— begin DATA TO PROCESS —

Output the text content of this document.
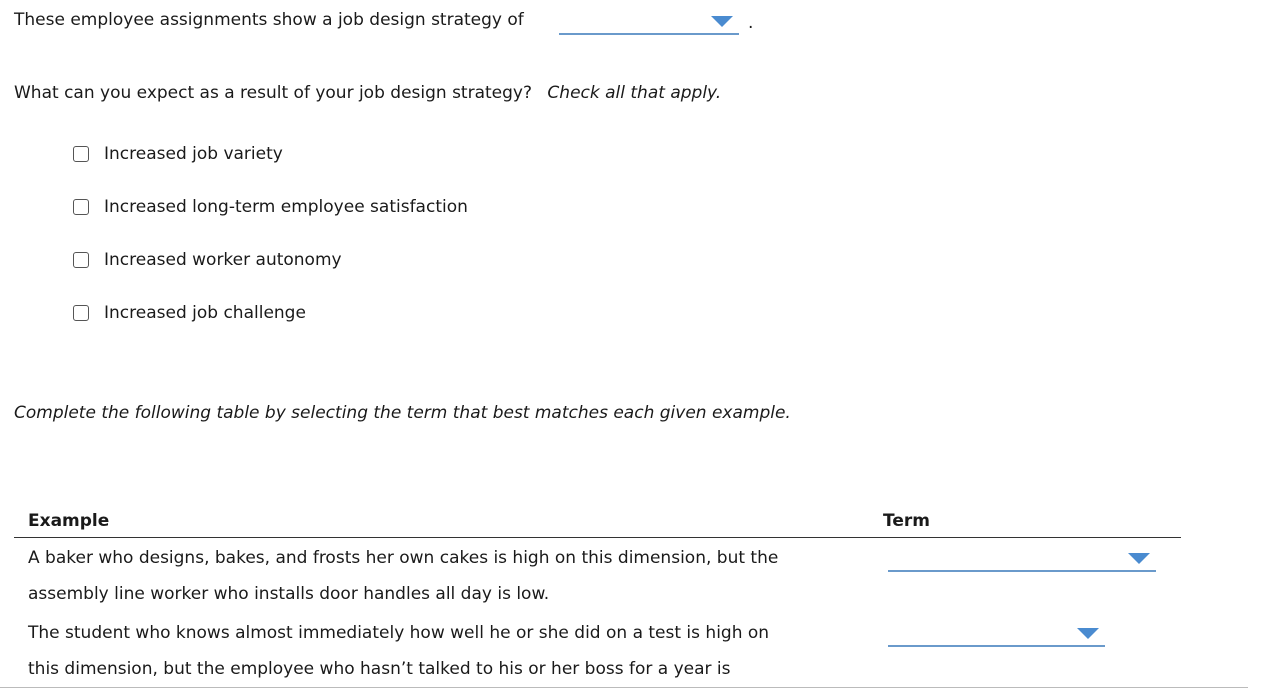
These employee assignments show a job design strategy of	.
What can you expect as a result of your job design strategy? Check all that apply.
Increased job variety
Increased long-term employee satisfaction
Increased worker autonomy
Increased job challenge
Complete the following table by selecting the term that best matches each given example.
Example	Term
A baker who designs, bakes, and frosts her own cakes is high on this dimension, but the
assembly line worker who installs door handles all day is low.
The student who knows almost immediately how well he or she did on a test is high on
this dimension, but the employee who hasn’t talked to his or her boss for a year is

— end DATA TO PROCESS —
— begin DATA TO PROCESS —

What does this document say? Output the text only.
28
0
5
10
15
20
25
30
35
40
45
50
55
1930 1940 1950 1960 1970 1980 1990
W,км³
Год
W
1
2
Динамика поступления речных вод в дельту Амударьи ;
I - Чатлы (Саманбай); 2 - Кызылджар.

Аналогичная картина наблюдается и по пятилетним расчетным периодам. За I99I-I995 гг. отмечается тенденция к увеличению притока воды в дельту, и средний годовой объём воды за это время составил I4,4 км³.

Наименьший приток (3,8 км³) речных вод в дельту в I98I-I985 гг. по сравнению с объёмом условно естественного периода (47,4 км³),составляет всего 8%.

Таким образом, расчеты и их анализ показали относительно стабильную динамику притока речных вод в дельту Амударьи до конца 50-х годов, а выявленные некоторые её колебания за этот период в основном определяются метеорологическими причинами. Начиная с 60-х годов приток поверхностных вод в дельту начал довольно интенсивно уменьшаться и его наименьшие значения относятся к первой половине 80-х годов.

— end DATA TO PROCESS —

> **WHAT IS EXPECTED**: Pick out and copy the lines of the entries that hold the string "Output".

> **RESULT**:
Output the text content of this document.
What does this document say? Output the text only.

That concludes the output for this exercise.